=== Begin Enclosure ===

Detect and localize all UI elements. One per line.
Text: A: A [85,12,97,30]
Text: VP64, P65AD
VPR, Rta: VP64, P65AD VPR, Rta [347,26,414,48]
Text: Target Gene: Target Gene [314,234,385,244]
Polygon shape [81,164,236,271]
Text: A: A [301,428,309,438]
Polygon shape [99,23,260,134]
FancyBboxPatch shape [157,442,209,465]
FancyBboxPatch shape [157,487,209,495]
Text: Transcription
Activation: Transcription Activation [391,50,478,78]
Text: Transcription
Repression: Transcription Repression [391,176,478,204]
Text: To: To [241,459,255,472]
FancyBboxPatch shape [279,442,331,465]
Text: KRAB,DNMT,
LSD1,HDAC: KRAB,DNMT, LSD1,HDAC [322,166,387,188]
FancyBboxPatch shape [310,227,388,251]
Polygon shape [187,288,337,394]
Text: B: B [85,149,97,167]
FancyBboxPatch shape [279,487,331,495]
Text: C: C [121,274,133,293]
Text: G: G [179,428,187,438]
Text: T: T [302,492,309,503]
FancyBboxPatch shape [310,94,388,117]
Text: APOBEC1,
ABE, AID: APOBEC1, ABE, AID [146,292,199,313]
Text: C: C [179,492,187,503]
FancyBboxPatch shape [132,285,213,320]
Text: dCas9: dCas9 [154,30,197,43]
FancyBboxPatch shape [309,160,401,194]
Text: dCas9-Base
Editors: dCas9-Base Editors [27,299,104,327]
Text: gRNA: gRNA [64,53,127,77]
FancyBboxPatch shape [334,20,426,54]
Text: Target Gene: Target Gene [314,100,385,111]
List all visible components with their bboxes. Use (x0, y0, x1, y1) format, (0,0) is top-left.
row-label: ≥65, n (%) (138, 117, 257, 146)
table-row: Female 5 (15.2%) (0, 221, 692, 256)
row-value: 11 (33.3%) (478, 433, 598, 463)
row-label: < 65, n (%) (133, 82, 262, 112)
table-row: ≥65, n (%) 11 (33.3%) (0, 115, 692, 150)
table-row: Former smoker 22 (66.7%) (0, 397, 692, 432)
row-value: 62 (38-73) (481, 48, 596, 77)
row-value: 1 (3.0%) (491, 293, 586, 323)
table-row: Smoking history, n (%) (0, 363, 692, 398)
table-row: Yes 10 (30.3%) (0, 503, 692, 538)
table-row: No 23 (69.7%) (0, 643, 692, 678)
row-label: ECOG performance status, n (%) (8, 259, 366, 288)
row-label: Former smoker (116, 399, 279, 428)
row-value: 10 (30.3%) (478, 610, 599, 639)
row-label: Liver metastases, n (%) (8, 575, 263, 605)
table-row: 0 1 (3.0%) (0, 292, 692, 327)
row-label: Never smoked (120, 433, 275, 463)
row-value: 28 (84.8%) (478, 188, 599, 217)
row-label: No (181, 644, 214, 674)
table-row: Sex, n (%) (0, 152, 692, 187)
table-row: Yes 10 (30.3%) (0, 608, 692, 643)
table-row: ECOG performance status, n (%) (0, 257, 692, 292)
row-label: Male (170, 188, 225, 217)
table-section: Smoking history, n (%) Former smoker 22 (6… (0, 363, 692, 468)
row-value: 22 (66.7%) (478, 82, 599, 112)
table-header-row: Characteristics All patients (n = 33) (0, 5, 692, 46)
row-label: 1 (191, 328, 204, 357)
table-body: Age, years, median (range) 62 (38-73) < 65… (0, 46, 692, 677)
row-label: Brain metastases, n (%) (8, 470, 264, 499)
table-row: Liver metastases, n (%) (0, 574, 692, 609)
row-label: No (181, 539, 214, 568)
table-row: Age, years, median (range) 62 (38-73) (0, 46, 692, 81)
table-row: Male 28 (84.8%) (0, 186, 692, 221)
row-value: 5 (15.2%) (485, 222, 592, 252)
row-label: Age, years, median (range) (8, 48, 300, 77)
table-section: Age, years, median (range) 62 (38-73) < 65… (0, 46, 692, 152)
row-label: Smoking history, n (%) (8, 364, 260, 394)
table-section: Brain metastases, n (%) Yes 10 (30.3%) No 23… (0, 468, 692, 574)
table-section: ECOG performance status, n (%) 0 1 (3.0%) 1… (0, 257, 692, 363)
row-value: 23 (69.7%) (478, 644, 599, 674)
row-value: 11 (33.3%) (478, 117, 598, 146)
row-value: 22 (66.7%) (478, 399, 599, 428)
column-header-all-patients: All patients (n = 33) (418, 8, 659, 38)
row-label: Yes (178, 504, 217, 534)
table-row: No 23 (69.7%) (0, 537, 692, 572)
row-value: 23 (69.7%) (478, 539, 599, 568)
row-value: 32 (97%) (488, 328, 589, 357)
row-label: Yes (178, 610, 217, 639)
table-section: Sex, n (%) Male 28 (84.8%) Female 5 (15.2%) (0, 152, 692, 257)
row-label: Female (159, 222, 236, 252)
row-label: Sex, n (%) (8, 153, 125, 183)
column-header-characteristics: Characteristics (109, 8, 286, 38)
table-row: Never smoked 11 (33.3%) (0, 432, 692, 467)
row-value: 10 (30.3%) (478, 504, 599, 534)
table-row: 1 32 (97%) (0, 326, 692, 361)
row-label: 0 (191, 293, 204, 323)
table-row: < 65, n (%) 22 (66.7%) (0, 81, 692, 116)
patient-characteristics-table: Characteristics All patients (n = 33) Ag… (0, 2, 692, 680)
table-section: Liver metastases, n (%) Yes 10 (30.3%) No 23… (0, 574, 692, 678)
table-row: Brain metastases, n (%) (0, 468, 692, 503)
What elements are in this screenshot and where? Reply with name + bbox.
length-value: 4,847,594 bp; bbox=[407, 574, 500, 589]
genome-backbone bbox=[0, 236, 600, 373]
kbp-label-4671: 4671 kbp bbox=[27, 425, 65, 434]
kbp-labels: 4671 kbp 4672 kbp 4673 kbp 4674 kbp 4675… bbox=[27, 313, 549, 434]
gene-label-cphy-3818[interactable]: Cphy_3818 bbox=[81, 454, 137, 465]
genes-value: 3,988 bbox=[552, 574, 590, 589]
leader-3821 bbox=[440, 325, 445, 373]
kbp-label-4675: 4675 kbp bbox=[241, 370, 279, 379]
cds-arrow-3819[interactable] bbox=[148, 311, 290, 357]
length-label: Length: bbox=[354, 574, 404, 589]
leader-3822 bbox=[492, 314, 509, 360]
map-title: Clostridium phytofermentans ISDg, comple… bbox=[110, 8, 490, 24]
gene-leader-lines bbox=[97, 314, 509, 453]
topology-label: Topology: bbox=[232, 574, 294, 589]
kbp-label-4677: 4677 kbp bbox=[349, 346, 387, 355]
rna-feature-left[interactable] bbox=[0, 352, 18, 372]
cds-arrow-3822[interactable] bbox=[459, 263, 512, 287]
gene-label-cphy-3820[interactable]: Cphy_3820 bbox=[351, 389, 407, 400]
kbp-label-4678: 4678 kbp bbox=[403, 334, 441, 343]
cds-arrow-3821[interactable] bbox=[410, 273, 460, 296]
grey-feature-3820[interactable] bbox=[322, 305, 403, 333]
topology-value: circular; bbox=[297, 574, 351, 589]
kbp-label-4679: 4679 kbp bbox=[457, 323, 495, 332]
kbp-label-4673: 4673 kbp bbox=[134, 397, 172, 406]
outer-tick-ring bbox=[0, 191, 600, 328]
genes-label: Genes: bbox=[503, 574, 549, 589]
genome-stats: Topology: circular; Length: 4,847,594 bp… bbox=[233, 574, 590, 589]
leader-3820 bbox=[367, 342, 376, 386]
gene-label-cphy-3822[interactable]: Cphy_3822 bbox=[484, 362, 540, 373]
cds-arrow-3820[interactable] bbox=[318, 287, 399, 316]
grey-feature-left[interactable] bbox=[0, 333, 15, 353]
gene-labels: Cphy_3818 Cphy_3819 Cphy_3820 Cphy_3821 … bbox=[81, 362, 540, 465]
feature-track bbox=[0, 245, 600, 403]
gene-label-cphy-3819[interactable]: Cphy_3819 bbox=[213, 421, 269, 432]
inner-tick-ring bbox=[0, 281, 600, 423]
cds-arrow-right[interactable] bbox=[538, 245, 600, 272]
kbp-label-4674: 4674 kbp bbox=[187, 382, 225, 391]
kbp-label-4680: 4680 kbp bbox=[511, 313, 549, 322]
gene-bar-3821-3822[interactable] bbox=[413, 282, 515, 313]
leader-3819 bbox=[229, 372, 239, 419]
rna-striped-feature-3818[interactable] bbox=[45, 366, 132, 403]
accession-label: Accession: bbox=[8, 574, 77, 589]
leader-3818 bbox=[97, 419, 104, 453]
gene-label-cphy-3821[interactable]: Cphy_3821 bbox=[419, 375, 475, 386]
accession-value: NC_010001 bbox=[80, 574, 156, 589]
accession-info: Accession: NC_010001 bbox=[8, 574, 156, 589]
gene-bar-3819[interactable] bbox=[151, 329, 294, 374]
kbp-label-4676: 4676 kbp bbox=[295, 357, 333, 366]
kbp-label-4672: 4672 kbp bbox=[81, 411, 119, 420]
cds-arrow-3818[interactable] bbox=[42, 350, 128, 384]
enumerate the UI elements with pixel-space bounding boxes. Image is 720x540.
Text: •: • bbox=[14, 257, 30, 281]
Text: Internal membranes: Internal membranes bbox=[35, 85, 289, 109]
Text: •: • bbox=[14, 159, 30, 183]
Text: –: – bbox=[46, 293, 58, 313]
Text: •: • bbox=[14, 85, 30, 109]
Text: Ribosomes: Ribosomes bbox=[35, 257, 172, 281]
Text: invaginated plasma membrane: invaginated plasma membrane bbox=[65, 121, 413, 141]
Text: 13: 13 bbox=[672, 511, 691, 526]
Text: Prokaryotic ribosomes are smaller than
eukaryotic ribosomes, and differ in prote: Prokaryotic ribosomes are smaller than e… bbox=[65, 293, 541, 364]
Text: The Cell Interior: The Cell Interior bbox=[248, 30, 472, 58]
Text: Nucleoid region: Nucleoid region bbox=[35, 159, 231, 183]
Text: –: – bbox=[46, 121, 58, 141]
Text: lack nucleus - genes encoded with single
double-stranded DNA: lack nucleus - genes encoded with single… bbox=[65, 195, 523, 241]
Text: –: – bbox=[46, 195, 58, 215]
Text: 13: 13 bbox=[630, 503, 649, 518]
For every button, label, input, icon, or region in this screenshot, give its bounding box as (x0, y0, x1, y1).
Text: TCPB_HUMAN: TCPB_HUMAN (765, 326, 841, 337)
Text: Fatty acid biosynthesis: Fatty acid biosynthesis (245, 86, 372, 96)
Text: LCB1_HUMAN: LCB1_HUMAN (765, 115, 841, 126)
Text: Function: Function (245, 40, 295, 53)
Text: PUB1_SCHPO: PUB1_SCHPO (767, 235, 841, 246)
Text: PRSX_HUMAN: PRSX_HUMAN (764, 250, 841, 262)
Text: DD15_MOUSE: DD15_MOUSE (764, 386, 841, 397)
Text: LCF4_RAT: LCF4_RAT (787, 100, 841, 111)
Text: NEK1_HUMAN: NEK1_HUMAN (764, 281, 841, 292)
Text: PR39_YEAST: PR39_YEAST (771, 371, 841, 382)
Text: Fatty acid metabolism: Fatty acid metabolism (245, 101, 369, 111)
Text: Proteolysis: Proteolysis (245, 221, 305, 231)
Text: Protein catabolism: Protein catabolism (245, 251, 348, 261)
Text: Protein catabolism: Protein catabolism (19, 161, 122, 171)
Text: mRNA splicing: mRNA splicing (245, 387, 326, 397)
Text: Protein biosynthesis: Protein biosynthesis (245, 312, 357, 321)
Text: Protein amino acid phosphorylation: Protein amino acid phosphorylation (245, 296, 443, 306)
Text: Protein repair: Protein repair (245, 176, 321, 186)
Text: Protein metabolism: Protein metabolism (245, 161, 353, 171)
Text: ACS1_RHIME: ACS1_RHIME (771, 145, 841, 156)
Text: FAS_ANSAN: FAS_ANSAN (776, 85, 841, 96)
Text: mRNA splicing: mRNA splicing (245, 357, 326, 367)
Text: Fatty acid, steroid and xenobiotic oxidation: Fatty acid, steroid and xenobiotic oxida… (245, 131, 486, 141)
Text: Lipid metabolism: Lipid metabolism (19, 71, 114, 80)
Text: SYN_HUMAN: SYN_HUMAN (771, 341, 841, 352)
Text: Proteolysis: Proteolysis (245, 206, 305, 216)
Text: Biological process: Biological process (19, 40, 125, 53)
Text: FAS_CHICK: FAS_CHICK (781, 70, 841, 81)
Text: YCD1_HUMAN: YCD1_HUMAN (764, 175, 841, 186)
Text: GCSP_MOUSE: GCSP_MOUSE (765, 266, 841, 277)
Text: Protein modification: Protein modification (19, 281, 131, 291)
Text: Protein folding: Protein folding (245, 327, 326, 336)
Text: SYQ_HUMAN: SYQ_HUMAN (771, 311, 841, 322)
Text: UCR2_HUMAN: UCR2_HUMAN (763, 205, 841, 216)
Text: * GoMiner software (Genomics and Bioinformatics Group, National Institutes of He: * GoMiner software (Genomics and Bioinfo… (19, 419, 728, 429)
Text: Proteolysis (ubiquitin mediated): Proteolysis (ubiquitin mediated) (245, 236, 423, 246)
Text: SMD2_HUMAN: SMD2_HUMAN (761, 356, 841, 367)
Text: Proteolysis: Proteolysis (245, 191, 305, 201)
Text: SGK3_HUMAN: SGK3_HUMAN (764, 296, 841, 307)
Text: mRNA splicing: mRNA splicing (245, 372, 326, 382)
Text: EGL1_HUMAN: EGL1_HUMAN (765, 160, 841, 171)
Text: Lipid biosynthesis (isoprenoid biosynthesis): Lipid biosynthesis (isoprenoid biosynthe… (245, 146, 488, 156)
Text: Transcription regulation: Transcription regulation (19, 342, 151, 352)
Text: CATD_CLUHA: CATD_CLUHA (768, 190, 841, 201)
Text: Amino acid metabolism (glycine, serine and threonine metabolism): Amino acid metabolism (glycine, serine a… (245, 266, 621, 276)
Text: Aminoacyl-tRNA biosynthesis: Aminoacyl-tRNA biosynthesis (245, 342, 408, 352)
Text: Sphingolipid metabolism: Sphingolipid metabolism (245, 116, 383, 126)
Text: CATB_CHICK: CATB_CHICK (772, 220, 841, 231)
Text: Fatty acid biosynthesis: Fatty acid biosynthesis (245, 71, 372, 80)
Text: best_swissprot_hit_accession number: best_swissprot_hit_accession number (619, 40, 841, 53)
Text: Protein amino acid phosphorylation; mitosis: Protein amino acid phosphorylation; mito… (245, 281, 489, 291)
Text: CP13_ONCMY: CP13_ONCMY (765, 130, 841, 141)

=== End Enclosure ===

TO DO:
Reproduce every line from the entries that holds the word "KRAB".

RESULT OF THE EXERCISE:
Text: KRAB,DNMT,
LSD1,HDAC: KRAB,DNMT, LSD1,HDAC [322,166,387,188]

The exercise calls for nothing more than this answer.